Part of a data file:
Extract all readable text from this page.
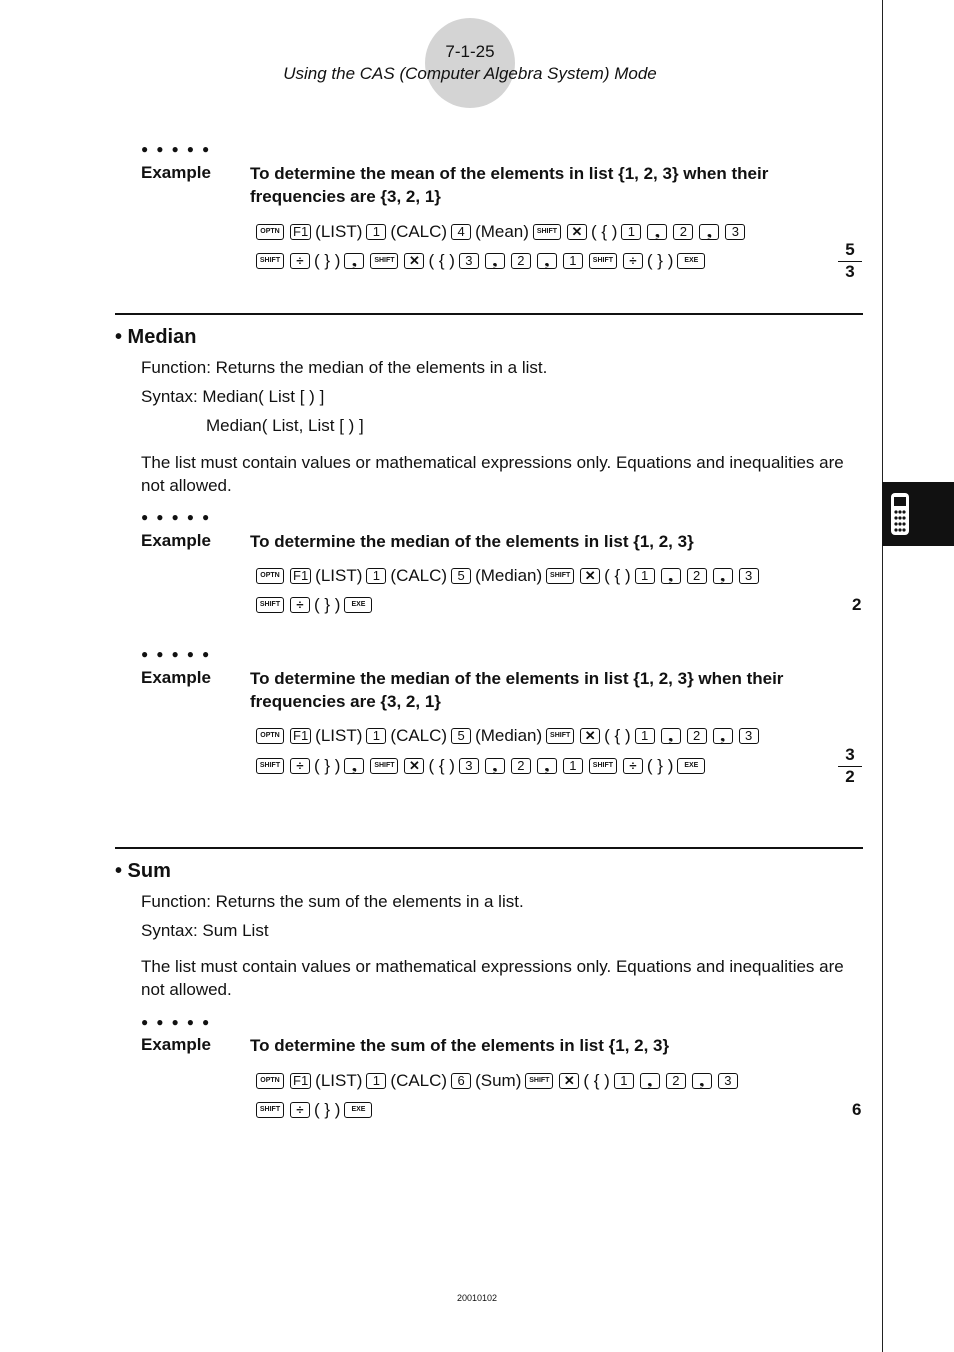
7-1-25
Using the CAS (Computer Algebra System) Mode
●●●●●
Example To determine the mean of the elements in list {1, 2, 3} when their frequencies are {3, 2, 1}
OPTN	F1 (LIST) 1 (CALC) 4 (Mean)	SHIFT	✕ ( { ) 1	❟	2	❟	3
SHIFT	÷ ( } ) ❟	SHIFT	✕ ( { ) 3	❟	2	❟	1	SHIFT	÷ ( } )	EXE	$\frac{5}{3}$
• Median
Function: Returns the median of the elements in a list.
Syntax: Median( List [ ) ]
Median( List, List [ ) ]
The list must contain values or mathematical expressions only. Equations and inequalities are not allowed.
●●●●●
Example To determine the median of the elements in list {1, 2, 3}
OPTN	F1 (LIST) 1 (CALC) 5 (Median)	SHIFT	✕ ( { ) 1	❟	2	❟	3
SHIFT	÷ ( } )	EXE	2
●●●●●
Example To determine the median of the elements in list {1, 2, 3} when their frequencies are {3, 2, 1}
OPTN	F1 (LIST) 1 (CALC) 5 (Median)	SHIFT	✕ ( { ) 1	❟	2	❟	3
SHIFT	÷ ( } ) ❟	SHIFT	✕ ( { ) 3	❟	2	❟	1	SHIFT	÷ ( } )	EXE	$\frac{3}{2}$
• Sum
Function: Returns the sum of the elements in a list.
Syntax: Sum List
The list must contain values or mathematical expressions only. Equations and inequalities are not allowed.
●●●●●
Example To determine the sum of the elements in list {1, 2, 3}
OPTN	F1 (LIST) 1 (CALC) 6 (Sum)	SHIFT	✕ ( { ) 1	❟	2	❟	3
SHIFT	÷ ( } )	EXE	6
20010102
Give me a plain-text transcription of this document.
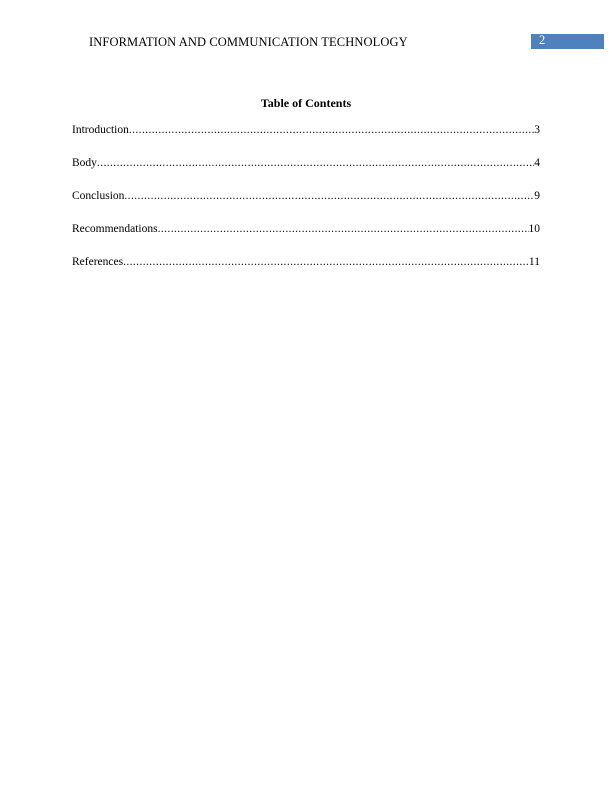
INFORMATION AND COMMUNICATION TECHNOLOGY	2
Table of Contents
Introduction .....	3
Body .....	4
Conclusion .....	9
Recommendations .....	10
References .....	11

WRITTEN PROBLEM: Transcribe the material exactly, and leave out whatever pictures it holds.

RESULT OF THIS EXERCISE:
Extract all readable text from this page.
7-1-25
Using the CAS (Computer Algebra System) Mode
●●●●●
Example To determine the mean of the elements in list {1, 2, 3} when their frequencies are {3, 2, 1}
OPTN	F1 (LIST) 1 (CALC) 4 (Mean)	SHIFT	✕ ( { ) 1	❟	2	❟	3
SHIFT	÷ ( } ) ❟	SHIFT	✕ ( { ) 3	❟	2	❟	1	SHIFT	÷ ( } )	EXE	$\frac{5}{3}$
• Median
Function: Returns the median of the elements in a list.
Syntax: Median( List [ ) ]
Median( List, List [ ) ]
The list must contain values or mathematical expressions only. Equations and inequalities are not allowed.
●●●●●
Example To determine the median of the elements in list {1, 2, 3}
OPTN	F1 (LIST) 1 (CALC) 5 (Median)	SHIFT	✕ ( { ) 1	❟	2	❟	3
SHIFT	÷ ( } )	EXE	2
●●●●●
Example To determine the median of the elements in list {1, 2, 3} when their frequencies are {3, 2, 1}
OPTN	F1 (LIST) 1 (CALC) 5 (Median)	SHIFT	✕ ( { ) 1	❟	2	❟	3
SHIFT	÷ ( } ) ❟	SHIFT	✕ ( { ) 3	❟	2	❟	1	SHIFT	÷ ( } )	EXE	$\frac{3}{2}$
• Sum
Function: Returns the sum of the elements in a list.
Syntax: Sum List
The list must contain values or mathematical expressions only. Equations and inequalities are not allowed.
●●●●●
Example To determine the sum of the elements in list {1, 2, 3}
OPTN	F1 (LIST) 1 (CALC) 6 (Sum)	SHIFT	✕ ( { ) 1	❟	2	❟	3
SHIFT	÷ ( } )	EXE	6
20010102
Give me a plain-text transcription of this document.
INFORMATION AND COMMUNICATION TECHNOLOGY	2
Table of Contents
Introduction .....	3
Body .....	4
Conclusion .....	9
Recommendations .....	10
References .....	11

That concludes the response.